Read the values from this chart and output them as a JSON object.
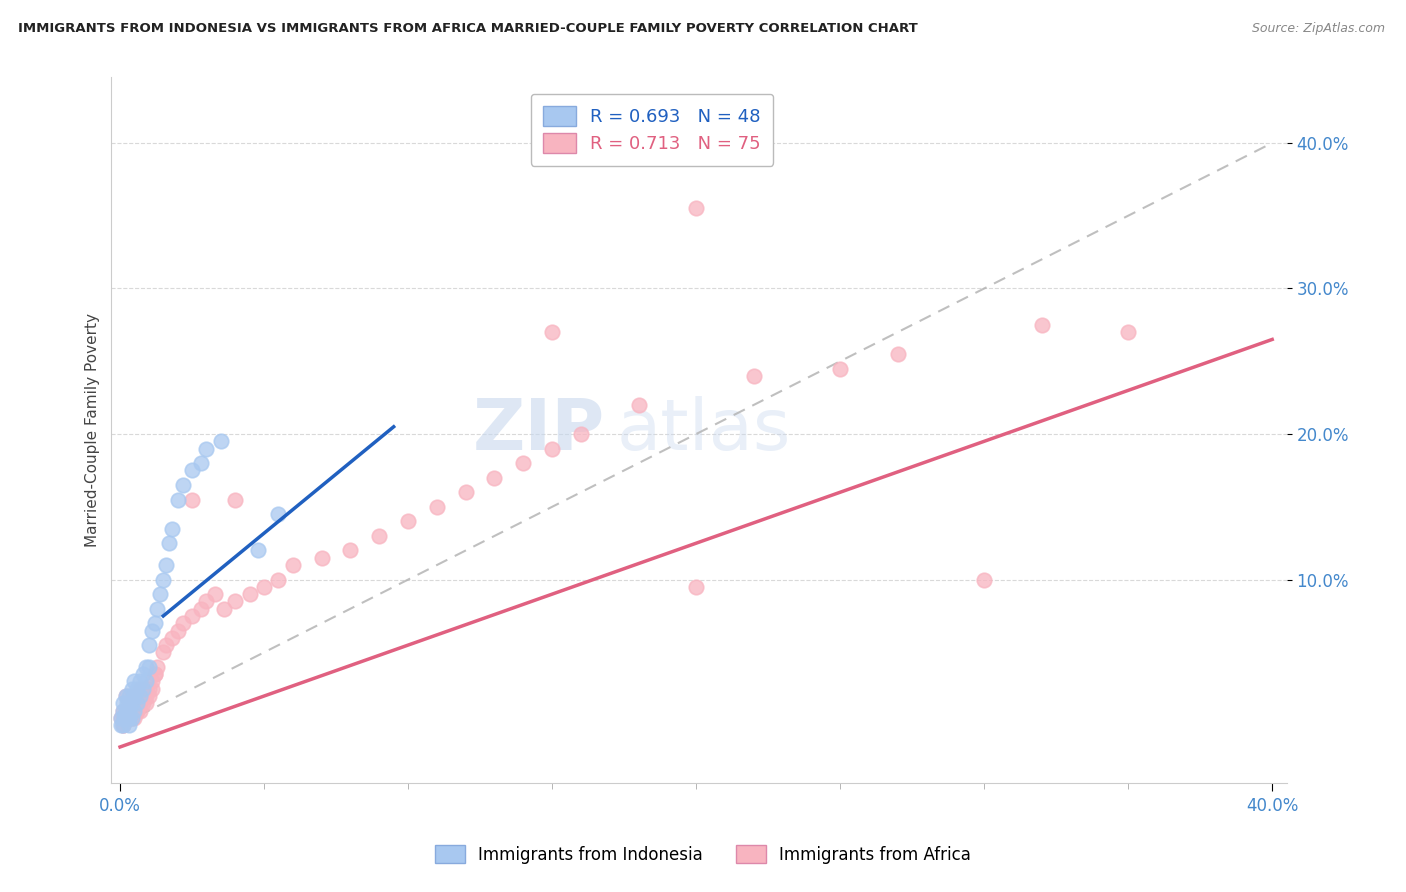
{
  "title": "IMMIGRANTS FROM INDONESIA VS IMMIGRANTS FROM AFRICA MARRIED-COUPLE FAMILY POVERTY CORRELATION CHART",
  "source": "Source: ZipAtlas.com",
  "ylabel": "Married-Couple Family Poverty",
  "xlim": [
    -0.003,
    0.405
  ],
  "ylim": [
    -0.04,
    0.445
  ],
  "ytick_values": [
    0.1,
    0.2,
    0.3,
    0.4
  ],
  "ytick_labels": [
    "10.0%",
    "20.0%",
    "30.0%",
    "40.0%"
  ],
  "xtick_values": [
    0.0,
    0.4
  ],
  "xtick_labels": [
    "0.0%",
    "40.0%"
  ],
  "legend1_label": "R = 0.693   N = 48",
  "legend2_label": "R = 0.713   N = 75",
  "legend_color1": "#a8c8f0",
  "legend_color2": "#f8b4c0",
  "watermark_zip": "ZIP",
  "watermark_atlas": "atlas",
  "indonesia_color": "#a8c8f0",
  "africa_color": "#f8b4c0",
  "indonesia_line_color": "#2060c0",
  "africa_line_color": "#e06080",
  "ref_line_color": "#b0b0b0",
  "background_color": "#ffffff",
  "grid_color": "#d0d0d0",
  "indonesia_line_x0": 0.015,
  "indonesia_line_x1": 0.095,
  "indonesia_line_y0": 0.075,
  "indonesia_line_y1": 0.205,
  "africa_line_x0": 0.0,
  "africa_line_x1": 0.4,
  "africa_line_y0": -0.015,
  "africa_line_y1": 0.265,
  "indonesia_x": [
    0.0005,
    0.001,
    0.001,
    0.0015,
    0.002,
    0.002,
    0.0025,
    0.003,
    0.003,
    0.003,
    0.004,
    0.004,
    0.004,
    0.005,
    0.005,
    0.005,
    0.006,
    0.006,
    0.007,
    0.007,
    0.008,
    0.008,
    0.009,
    0.009,
    0.01,
    0.01,
    0.011,
    0.012,
    0.013,
    0.014,
    0.015,
    0.016,
    0.017,
    0.018,
    0.02,
    0.022,
    0.025,
    0.028,
    0.03,
    0.035,
    0.0005,
    0.001,
    0.0015,
    0.002,
    0.003,
    0.003,
    0.048,
    0.055
  ],
  "indonesia_y": [
    0.005,
    0.01,
    0.015,
    0.005,
    0.01,
    0.02,
    0.015,
    0.005,
    0.01,
    0.02,
    0.005,
    0.015,
    0.025,
    0.01,
    0.02,
    0.03,
    0.015,
    0.025,
    0.02,
    0.03,
    0.025,
    0.035,
    0.03,
    0.04,
    0.04,
    0.055,
    0.065,
    0.07,
    0.08,
    0.09,
    0.1,
    0.11,
    0.125,
    0.135,
    0.155,
    0.165,
    0.175,
    0.18,
    0.19,
    0.195,
    0.0,
    0.0,
    0.005,
    0.005,
    0.0,
    0.005,
    0.12,
    0.145
  ],
  "africa_x": [
    0.0005,
    0.001,
    0.001,
    0.0015,
    0.002,
    0.002,
    0.003,
    0.003,
    0.004,
    0.004,
    0.005,
    0.005,
    0.006,
    0.006,
    0.007,
    0.007,
    0.008,
    0.008,
    0.009,
    0.009,
    0.01,
    0.011,
    0.012,
    0.013,
    0.015,
    0.016,
    0.018,
    0.02,
    0.022,
    0.025,
    0.028,
    0.03,
    0.033,
    0.036,
    0.04,
    0.045,
    0.05,
    0.055,
    0.06,
    0.07,
    0.08,
    0.09,
    0.1,
    0.11,
    0.12,
    0.13,
    0.14,
    0.15,
    0.16,
    0.18,
    0.2,
    0.22,
    0.25,
    0.27,
    0.3,
    0.32,
    0.35,
    0.001,
    0.002,
    0.003,
    0.004,
    0.005,
    0.006,
    0.007,
    0.008,
    0.009,
    0.01,
    0.011,
    0.012,
    0.025,
    0.04,
    0.15,
    0.2
  ],
  "africa_y": [
    0.005,
    0.0,
    0.01,
    0.005,
    0.01,
    0.02,
    0.005,
    0.015,
    0.01,
    0.02,
    0.005,
    0.015,
    0.01,
    0.02,
    0.01,
    0.025,
    0.015,
    0.025,
    0.015,
    0.025,
    0.02,
    0.03,
    0.035,
    0.04,
    0.05,
    0.055,
    0.06,
    0.065,
    0.07,
    0.075,
    0.08,
    0.085,
    0.09,
    0.08,
    0.085,
    0.09,
    0.095,
    0.1,
    0.11,
    0.115,
    0.12,
    0.13,
    0.14,
    0.15,
    0.16,
    0.17,
    0.18,
    0.19,
    0.2,
    0.22,
    0.095,
    0.24,
    0.245,
    0.255,
    0.1,
    0.275,
    0.27,
    0.0,
    0.005,
    0.005,
    0.005,
    0.01,
    0.01,
    0.015,
    0.02,
    0.02,
    0.025,
    0.025,
    0.035,
    0.155,
    0.155,
    0.27,
    0.355
  ]
}
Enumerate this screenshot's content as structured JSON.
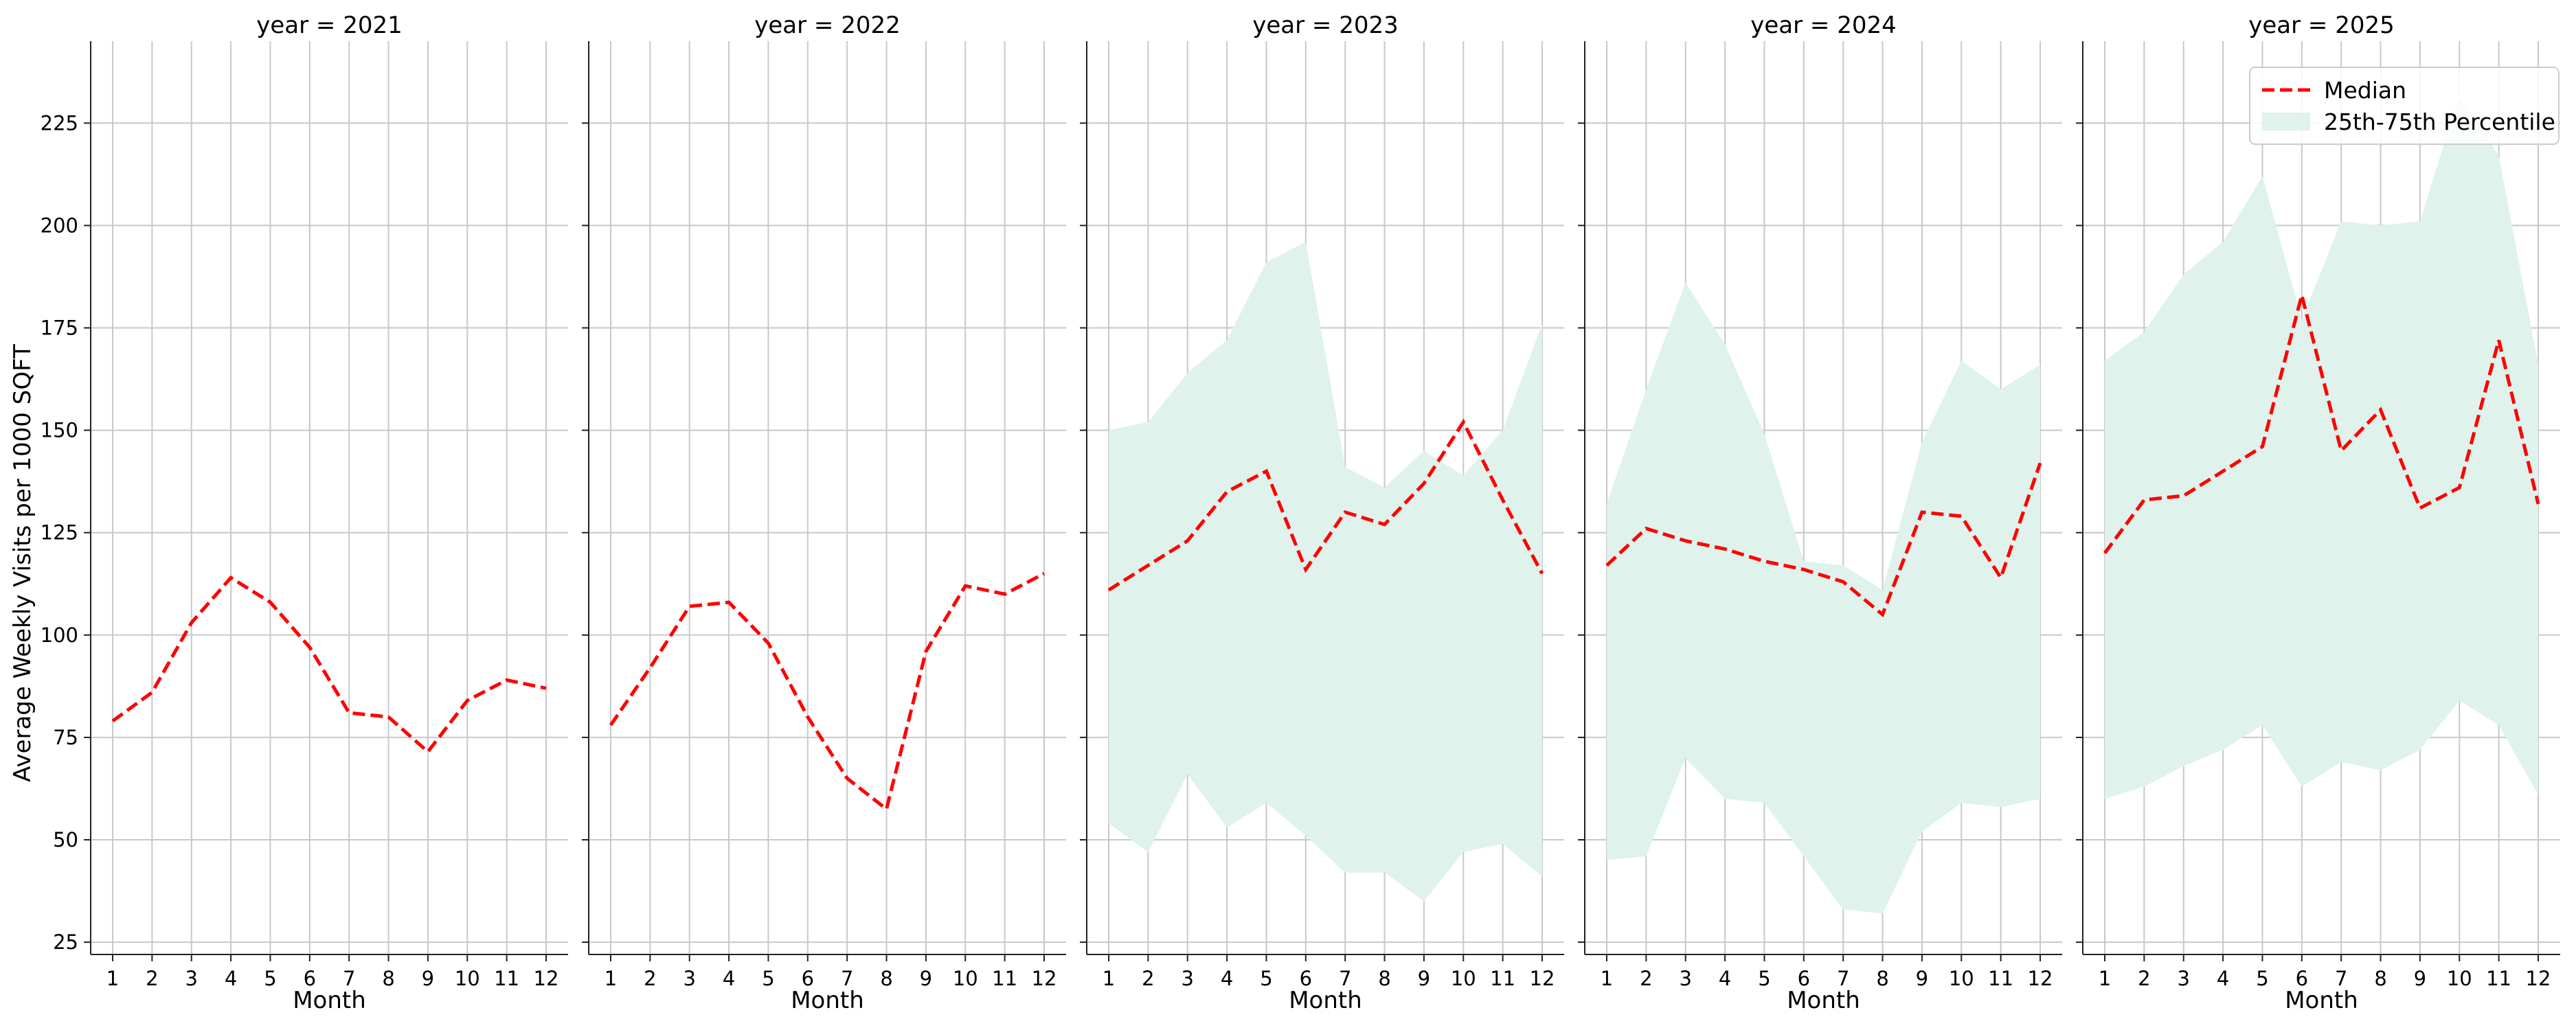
{
  "chart_data": {
    "type": "line",
    "ylabel": "Average Weekly Visits per 1000 SQFT",
    "xlabel": "Month",
    "x": [
      1,
      2,
      3,
      4,
      5,
      6,
      7,
      8,
      9,
      10,
      11,
      12
    ],
    "x_ticks": [
      "1",
      "2",
      "3",
      "4",
      "5",
      "6",
      "7",
      "8",
      "9",
      "10",
      "11",
      "12"
    ],
    "ylim": [
      22,
      245
    ],
    "y_ticks": [
      25,
      50,
      75,
      100,
      125,
      150,
      175,
      200,
      225
    ],
    "grid": true,
    "legend": {
      "placement": "top-right of last panel",
      "entries": [
        "Median",
        "25th-75th Percentile"
      ]
    },
    "colors": {
      "median": "#ff0000",
      "band": "#dff2ec",
      "grid": "#c8c8c8"
    },
    "panels": [
      {
        "title": "year = 2021",
        "median": [
          79,
          86,
          103,
          114,
          108,
          97,
          81,
          80,
          71.5,
          84,
          89,
          87
        ]
      },
      {
        "title": "year = 2022",
        "median": [
          78,
          92,
          107,
          108,
          98,
          80,
          65,
          57.5,
          96,
          112,
          110,
          115
        ]
      },
      {
        "title": "year = 2023",
        "median": [
          111,
          117,
          123,
          135,
          140,
          116,
          130,
          127,
          137,
          152,
          133,
          115
        ],
        "p25": [
          54,
          47,
          66,
          53,
          59,
          51,
          42,
          42,
          35,
          47,
          49,
          41
        ],
        "p75": [
          150,
          152,
          164,
          172,
          191,
          196,
          141,
          136,
          145,
          139,
          150,
          176
        ]
      },
      {
        "title": "year = 2024",
        "median": [
          117,
          126,
          123,
          121,
          118,
          116,
          113,
          105,
          130,
          129,
          114,
          142
        ],
        "p25": [
          45,
          46,
          70,
          60,
          59,
          46,
          33,
          32,
          52,
          59,
          58,
          60
        ],
        "p75": [
          132,
          160,
          186,
          171,
          149,
          118,
          117,
          111,
          147,
          167,
          160,
          166
        ]
      },
      {
        "title": "year = 2025",
        "median": [
          120,
          133,
          134,
          140,
          146,
          183,
          145,
          155,
          131,
          136,
          172,
          132
        ],
        "p25": [
          60,
          63,
          68,
          72,
          78,
          63,
          69,
          67,
          72,
          84,
          78,
          61
        ],
        "p75": [
          167,
          174,
          188,
          196,
          212,
          177,
          201,
          200,
          201,
          232,
          217,
          166
        ]
      }
    ]
  }
}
━━━━━━━━
### TASK DETAILS
Only lines holding the string "JSON" are wanted; gather each one from the entries above.

### OUTPUT
Read the values from this chart and output them as a JSON object.
Enumerate this screenshot's content as structured JSON.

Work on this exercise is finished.